Work to do: Look through the data below. Show each line where the string "Corvus" occurs.

** Start of Given data **

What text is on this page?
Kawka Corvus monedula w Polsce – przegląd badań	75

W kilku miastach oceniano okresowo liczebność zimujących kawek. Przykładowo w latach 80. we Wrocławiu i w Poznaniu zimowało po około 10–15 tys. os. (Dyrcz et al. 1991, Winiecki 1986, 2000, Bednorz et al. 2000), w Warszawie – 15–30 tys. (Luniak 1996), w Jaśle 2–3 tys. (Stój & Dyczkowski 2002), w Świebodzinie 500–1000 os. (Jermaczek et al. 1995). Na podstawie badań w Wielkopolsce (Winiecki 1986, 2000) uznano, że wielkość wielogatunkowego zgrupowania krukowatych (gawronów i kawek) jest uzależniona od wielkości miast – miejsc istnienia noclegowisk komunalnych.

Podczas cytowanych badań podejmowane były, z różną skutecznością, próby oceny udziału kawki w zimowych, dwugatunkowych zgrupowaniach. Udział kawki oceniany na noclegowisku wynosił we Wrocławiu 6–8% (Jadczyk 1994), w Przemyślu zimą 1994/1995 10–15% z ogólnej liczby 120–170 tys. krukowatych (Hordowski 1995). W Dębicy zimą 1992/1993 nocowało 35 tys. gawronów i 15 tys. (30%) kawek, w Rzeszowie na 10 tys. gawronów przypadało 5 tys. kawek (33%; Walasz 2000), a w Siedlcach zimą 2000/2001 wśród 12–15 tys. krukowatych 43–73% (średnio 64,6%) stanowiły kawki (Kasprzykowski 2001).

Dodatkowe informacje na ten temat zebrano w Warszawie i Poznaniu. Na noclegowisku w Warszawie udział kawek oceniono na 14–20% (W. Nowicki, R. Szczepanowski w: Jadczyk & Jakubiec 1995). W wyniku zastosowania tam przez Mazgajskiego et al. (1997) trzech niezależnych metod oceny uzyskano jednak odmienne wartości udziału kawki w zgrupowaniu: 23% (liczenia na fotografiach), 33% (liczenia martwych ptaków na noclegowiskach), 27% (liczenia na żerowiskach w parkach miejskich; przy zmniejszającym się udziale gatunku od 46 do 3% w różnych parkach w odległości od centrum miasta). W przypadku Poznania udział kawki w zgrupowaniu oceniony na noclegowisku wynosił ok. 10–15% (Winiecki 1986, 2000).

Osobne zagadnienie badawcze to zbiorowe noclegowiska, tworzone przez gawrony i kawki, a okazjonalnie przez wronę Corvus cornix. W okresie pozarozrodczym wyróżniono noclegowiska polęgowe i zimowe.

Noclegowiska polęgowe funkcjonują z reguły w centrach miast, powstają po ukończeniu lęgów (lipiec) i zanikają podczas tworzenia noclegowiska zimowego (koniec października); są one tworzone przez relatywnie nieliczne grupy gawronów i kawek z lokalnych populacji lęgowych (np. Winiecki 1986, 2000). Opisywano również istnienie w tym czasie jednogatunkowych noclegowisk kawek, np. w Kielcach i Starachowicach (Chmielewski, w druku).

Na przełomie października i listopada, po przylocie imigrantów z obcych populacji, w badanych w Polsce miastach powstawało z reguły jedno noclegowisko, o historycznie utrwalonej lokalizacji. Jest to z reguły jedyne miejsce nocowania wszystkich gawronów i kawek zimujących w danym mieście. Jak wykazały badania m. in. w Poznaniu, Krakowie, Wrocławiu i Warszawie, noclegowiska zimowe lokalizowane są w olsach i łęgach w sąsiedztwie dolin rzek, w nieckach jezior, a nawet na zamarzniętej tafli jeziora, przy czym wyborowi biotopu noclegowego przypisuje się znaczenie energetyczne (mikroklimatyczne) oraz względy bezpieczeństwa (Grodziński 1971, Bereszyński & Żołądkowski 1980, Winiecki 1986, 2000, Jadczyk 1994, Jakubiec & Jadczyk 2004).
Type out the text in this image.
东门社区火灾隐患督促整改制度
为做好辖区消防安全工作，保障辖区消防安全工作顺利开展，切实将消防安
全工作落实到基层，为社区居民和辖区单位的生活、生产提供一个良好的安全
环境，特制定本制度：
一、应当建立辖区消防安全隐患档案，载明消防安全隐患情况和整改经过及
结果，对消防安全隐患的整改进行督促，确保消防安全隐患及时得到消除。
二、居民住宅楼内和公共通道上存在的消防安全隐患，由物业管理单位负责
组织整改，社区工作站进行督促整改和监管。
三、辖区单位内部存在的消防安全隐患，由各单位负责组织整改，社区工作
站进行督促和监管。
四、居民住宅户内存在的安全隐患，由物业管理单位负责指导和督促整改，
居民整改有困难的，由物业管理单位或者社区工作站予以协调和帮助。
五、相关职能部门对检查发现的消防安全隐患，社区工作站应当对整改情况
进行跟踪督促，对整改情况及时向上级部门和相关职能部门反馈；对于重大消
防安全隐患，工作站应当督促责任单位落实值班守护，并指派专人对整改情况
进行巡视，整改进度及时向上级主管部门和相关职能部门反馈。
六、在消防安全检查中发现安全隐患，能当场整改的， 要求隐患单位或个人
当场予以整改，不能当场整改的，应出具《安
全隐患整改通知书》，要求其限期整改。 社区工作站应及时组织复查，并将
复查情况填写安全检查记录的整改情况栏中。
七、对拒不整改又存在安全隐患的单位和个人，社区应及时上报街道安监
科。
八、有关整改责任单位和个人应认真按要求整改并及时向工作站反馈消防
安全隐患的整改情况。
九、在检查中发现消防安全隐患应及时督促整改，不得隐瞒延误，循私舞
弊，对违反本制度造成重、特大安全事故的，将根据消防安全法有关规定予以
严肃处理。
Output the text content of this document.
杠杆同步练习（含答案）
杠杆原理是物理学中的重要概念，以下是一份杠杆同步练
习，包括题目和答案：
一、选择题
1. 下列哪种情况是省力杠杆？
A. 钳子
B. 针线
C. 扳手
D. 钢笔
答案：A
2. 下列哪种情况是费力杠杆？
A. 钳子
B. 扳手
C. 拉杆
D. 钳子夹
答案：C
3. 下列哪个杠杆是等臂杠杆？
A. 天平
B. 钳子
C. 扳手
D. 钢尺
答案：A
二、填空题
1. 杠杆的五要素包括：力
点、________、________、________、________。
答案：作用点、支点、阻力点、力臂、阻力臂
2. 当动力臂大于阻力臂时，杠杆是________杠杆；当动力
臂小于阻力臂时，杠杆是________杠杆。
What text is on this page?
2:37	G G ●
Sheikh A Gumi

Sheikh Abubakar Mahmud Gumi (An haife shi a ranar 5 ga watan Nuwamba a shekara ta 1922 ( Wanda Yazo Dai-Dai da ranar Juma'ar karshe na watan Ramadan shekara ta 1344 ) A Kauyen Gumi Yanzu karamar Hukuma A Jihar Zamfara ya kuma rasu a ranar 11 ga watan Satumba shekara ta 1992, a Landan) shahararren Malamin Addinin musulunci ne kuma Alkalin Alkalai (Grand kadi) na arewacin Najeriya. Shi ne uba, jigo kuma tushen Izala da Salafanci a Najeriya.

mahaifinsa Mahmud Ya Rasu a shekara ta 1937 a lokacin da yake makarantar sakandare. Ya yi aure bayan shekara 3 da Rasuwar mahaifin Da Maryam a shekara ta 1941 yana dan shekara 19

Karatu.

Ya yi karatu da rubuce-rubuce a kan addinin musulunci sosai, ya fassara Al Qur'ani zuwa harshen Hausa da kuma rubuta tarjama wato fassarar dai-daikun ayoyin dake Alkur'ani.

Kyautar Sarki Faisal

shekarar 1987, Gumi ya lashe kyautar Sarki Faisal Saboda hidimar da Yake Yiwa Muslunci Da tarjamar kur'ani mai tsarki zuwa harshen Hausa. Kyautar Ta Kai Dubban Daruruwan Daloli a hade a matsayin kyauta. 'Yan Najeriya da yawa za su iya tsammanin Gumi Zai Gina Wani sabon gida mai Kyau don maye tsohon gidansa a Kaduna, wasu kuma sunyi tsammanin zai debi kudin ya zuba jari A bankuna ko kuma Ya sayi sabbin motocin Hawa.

** End of Given data **

Task solution:
Kawka Corvus monedula w Polsce – przegląd badań	75
Osobne zagadnienie badawcze to zbiorowe noclegowiska, tworzone przez gawrony i kawki, a okazjonalnie przez wronę Corvus cornix. W okresie pozarozrodczym wyróżniono noclegowiska polęgowe i zimowe.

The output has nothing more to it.